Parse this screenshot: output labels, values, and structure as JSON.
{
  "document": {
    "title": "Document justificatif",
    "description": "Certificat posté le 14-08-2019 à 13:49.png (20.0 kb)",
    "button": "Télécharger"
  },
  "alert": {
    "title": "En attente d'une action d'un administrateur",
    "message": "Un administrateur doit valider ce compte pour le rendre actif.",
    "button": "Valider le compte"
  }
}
================================
- Exercise prompt -
Extract every entry above as it appears.

- Solution -
Parse this screenshot: output labels, values, and structure as JSON.
{
  "document": {
    "title": "Document justificatif",
    "description": "Certificat posté le 14-08-2019 à 13:49.png (20.0 kb)",
    "button": "Télécharger"
  },
  "alert": {
    "title": "En attente d'une action d'un administrateur",
    "message": "Un administrateur doit valider ce compte pour le rendre actif.",
    "button": "Valider le compte"
  }
}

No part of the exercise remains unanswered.